§ **EXTRAHIERTER TEXT**
· · ·

Ein möglicher Streitpunkt ist deshalb die Planungs- und Bauzeit. Das generelle Projekt soll innerhalb von zwei Jahren in ein Detailprojekt überführt werden. Dies sei zu schnell, finden die Umweltverbände. «Um das Ziel zu erreichen, weicht man Konflikten mit den Landbesitzern und Wasserversorgern aus», vermutet Lukas Indermaur von «Lebendiger Alpenrhein». Ein Beispiel für die möglichen Auseinandersetzungen sind die rheinnahen Trinkwasserbrunnen. Sieben davon stehen auf dem Gemeindegebiet von Widnau (SG). Unter anderem werden damit Getränkedosen des Herstellers Red Bull abgefüllt, worauf die Gemeinde nicht verzichten will. Das Rhesi-Projektteam schlägt eine Rückversetzung der Brunnen vor, die aber immer noch so nahe am Fluss stehen sollen, dass eine Grundwassernutzung weiterhin möglich bleibt. Dagegen verlangt die Plattform «Lebendiger Alpenrhein» die Aufgabe der Brunnen, weil es in der Umgebung genügend nutzbares Trinkwasser gebe.

· · ·

§ **BEREITGESTELLTE DATENSÄTZE**
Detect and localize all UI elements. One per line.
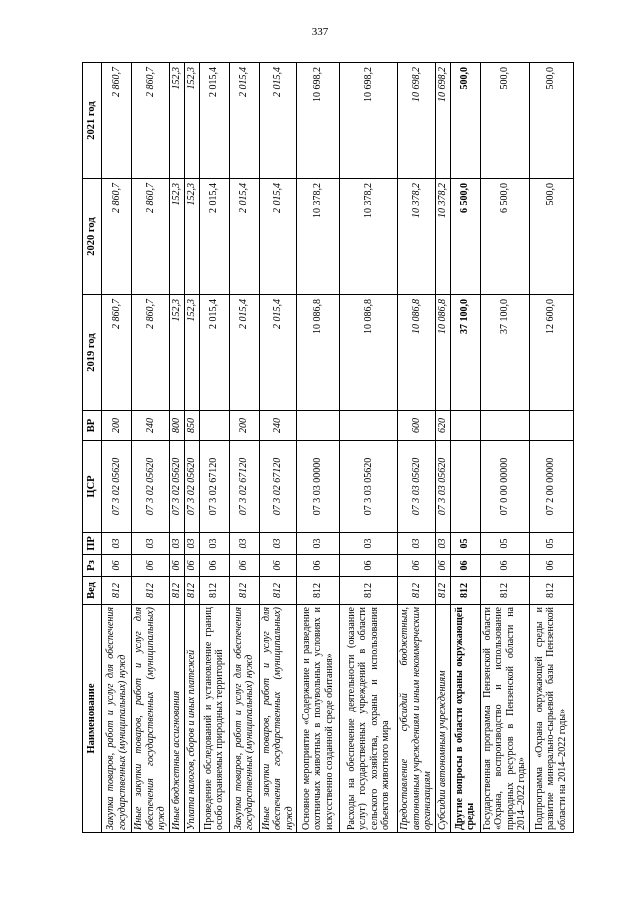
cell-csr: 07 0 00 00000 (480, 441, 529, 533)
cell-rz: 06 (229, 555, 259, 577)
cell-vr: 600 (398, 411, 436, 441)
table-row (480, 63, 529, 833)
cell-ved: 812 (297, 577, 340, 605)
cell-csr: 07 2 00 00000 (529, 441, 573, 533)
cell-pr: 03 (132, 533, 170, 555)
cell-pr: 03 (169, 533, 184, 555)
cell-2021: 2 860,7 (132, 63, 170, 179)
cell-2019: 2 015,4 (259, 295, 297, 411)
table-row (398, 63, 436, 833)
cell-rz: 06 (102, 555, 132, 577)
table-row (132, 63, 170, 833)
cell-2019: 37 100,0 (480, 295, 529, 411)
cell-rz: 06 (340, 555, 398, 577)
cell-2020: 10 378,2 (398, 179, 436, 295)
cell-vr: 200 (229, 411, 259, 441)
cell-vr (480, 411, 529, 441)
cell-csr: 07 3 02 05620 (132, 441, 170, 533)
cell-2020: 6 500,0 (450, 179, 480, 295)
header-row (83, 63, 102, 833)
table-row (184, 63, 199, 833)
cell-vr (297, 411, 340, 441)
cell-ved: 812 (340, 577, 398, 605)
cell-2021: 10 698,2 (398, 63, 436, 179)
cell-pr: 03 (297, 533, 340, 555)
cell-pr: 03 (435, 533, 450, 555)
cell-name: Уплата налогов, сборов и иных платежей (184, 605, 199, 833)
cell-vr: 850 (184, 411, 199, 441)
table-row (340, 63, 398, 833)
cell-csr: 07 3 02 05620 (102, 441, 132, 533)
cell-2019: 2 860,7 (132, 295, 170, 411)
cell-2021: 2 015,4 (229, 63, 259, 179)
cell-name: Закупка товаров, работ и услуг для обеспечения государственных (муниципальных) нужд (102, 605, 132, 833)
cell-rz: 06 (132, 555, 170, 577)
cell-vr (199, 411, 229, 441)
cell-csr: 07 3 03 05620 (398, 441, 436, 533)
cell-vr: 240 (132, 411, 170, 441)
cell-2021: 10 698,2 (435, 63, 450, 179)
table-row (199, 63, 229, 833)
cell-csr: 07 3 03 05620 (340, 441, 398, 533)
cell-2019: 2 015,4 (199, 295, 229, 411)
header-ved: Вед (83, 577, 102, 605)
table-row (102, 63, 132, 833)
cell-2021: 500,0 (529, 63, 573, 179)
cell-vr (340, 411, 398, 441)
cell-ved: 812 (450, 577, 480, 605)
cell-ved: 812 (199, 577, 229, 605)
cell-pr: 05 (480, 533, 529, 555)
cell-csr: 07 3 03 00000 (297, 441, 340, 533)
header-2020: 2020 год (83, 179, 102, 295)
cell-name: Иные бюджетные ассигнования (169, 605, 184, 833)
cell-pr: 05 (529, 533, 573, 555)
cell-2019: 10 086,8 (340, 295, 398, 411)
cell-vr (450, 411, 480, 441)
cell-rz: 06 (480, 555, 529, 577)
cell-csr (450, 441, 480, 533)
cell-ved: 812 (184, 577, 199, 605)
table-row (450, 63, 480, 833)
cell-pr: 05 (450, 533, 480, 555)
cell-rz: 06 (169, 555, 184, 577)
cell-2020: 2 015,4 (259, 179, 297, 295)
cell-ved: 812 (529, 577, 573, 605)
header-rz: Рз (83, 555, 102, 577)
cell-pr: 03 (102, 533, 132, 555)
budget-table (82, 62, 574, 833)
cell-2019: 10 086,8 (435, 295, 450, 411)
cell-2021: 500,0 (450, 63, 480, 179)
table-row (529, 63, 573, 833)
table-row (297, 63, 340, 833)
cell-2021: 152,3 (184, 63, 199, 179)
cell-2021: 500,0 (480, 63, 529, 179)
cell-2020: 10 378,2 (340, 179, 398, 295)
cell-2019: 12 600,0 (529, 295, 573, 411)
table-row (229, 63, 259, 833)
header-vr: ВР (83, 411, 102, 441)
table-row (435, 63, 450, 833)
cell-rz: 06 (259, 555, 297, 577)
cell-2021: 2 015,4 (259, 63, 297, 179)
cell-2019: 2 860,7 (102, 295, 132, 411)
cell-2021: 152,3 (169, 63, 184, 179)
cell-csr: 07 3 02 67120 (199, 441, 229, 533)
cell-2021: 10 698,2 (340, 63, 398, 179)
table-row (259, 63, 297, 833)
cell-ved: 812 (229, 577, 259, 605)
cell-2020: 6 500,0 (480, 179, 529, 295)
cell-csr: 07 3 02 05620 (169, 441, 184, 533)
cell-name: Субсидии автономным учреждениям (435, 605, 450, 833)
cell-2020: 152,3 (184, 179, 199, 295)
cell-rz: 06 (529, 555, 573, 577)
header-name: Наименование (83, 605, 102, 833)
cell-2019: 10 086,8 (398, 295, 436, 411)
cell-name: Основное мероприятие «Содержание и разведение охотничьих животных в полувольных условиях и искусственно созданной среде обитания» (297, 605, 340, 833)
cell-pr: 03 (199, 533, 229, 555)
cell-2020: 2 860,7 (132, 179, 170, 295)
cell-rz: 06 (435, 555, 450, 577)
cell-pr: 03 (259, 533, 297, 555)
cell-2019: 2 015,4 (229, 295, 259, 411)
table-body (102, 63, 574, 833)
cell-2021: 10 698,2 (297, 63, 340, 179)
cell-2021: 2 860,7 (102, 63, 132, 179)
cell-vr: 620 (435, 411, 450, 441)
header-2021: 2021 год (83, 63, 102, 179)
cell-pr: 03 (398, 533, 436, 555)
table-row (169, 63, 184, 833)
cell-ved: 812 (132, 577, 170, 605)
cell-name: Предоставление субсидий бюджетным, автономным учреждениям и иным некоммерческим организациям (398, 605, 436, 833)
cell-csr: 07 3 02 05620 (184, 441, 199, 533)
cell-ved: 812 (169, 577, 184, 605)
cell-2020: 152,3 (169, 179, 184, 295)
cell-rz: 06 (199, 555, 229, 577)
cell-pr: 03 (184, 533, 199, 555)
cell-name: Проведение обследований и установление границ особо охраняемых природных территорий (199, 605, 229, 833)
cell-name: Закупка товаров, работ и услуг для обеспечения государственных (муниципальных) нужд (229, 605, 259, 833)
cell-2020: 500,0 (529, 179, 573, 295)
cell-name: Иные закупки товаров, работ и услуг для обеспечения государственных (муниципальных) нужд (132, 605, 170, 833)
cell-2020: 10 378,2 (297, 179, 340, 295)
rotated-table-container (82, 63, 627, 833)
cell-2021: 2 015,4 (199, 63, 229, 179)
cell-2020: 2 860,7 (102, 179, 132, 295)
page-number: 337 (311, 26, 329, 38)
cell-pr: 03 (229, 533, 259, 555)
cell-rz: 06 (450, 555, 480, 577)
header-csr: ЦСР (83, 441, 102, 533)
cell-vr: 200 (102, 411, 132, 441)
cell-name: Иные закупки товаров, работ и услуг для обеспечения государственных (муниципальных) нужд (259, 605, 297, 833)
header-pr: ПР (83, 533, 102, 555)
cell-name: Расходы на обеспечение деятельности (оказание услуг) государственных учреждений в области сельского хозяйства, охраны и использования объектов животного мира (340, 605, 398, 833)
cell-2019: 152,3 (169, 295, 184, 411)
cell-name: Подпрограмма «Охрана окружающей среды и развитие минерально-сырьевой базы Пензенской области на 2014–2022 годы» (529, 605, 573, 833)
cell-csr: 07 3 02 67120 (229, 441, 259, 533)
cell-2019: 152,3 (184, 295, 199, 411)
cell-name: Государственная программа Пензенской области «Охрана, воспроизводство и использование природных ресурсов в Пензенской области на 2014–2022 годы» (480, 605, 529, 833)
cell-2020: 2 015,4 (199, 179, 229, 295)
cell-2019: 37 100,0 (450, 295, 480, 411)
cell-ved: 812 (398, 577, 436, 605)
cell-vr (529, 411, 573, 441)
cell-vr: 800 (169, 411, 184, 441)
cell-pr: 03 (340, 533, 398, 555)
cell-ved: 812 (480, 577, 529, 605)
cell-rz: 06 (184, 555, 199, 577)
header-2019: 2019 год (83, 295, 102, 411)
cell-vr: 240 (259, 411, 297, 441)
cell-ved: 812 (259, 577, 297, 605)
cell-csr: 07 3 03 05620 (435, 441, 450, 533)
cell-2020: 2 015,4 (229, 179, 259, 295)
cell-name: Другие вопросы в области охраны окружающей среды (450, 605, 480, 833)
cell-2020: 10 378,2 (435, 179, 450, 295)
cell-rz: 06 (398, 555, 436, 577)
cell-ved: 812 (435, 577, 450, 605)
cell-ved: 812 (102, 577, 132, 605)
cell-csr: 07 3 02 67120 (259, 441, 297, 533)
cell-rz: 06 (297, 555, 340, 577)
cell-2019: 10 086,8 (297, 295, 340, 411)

· · ·

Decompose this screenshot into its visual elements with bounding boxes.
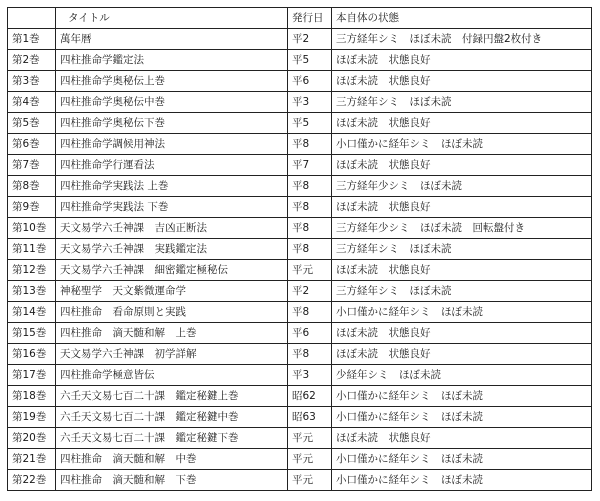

· · ·

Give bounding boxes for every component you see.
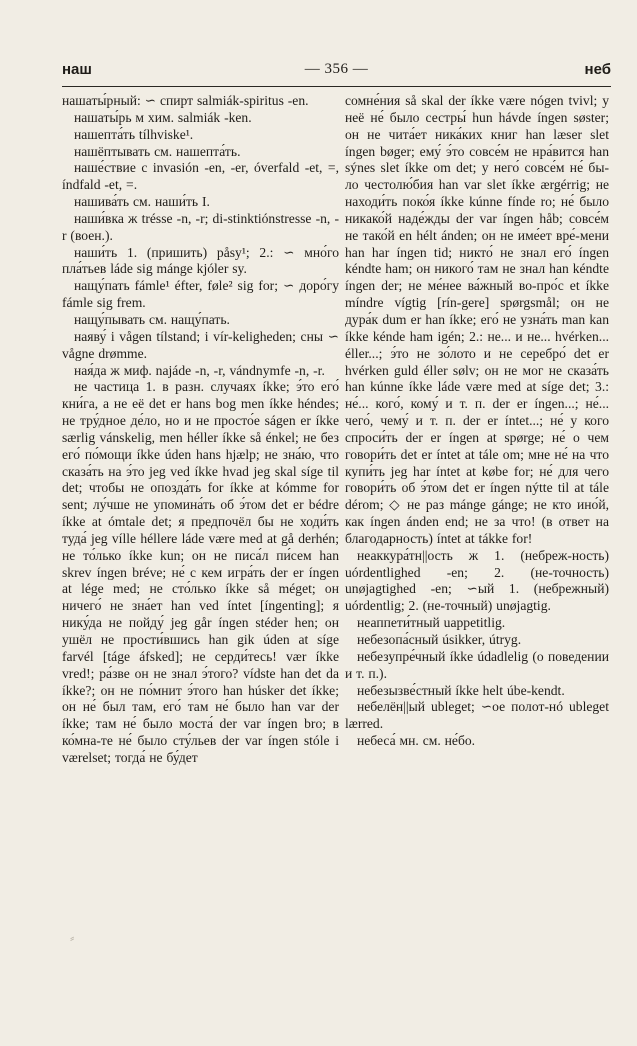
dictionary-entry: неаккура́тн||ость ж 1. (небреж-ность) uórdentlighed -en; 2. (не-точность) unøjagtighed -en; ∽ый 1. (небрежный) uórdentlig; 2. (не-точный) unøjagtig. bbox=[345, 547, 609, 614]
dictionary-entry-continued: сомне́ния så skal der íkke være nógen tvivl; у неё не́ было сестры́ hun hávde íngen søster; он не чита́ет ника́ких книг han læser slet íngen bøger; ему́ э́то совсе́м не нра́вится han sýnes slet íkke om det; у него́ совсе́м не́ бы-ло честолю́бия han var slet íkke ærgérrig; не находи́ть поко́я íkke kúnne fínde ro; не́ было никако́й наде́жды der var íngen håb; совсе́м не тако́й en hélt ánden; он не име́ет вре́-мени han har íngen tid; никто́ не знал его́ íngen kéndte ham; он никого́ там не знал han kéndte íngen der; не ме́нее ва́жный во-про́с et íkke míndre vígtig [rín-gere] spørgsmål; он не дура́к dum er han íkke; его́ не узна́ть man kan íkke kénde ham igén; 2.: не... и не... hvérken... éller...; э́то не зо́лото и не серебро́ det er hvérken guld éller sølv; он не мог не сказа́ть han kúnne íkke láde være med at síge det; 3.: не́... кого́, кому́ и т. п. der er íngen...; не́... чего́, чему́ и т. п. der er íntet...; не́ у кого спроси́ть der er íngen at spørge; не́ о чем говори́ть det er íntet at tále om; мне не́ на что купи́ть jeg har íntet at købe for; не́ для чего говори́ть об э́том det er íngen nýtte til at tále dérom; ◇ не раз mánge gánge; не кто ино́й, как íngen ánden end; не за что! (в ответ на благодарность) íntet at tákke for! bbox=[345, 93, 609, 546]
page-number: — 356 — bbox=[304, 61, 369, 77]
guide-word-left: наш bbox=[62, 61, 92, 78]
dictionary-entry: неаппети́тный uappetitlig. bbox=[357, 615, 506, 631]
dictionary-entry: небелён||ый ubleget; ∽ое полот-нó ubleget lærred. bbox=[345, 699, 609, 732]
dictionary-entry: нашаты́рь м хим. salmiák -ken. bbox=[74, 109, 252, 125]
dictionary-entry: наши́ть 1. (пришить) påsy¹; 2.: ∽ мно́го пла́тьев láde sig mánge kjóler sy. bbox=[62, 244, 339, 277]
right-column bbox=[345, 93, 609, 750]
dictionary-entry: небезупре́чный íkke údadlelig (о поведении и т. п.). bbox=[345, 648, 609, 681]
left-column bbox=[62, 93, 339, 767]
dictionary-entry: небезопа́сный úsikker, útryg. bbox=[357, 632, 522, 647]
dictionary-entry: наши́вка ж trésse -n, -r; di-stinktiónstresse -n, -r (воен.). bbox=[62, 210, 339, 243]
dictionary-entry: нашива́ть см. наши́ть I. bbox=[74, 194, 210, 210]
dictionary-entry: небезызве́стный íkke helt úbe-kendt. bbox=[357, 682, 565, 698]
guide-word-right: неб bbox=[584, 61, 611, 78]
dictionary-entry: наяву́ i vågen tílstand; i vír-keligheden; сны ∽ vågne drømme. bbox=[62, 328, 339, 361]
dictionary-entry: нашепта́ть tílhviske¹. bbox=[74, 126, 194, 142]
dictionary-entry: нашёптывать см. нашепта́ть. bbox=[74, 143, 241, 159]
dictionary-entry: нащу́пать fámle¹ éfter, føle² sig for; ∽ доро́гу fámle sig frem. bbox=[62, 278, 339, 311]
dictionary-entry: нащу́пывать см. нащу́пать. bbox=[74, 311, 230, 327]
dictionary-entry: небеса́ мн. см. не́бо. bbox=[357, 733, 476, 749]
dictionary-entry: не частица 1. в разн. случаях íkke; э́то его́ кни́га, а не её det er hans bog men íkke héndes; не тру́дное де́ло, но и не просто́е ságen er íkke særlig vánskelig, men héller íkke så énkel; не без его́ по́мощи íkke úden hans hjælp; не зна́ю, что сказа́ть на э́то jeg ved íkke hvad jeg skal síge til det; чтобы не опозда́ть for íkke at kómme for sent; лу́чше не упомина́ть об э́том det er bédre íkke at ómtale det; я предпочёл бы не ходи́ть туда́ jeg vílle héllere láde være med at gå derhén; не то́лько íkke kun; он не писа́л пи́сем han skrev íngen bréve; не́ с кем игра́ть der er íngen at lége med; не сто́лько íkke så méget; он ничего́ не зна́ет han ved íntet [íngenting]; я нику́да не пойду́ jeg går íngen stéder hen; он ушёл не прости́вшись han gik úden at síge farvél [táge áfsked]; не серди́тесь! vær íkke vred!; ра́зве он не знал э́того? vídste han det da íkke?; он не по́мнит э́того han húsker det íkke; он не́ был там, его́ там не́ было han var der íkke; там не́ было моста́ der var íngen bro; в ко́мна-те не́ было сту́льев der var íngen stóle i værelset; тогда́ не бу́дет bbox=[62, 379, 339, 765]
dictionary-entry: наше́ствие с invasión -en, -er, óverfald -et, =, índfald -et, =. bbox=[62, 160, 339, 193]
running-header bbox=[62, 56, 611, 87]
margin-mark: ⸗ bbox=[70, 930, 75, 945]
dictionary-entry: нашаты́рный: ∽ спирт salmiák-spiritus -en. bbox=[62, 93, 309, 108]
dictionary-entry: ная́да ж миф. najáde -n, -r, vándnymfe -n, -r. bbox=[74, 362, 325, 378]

· · ·

§ **ZIEL DER ÜBUNG**
Setze den Text über das Rhesi-Projekt am Alpenrhein nach seinem letzten Satz fort.

§ **ANTWORT ZUR ÜBUNG**
Auf der anderen Seite wehren sich Bauernbetriebe gegen den Verlust von 200 Hektaren Pachtland im Dammbereich. Auch Wasserversorger, Einfa­milienhausbesitzende und Sportclubs werben für ihre Anliegen. Sowohl die Rhesi-Verantwortlichen wie auch die Umweltorganisationen wollen mit zahlreichen Veranstaltungen das Interesse der Bevölkerung wecken. Aber vor allem auf Schweizer Seite begegnet die grosse Mehrheit der Bevölkerung dem Vorhaben, die Sicherheit zu erhöhen und dem Rhein sowie der Natur wieder mehr Platz einzuräumen, mit freundlichem Desinteresse. «In Österreich liegen grosse Gemeinden direkt am Rhein, doch auf Schweizer Seite führen zwischen den Ortszentren und dem Fluss eine Schnellzuglinie und die Autobahn durch», versucht Rhesi-Projektleiter Markus Mähr zu erklären. «Ich vermute, dieser Umstand hat die Bevölkerung vom Rhein entfremdet.»

Aus Desinteresse Widerstand?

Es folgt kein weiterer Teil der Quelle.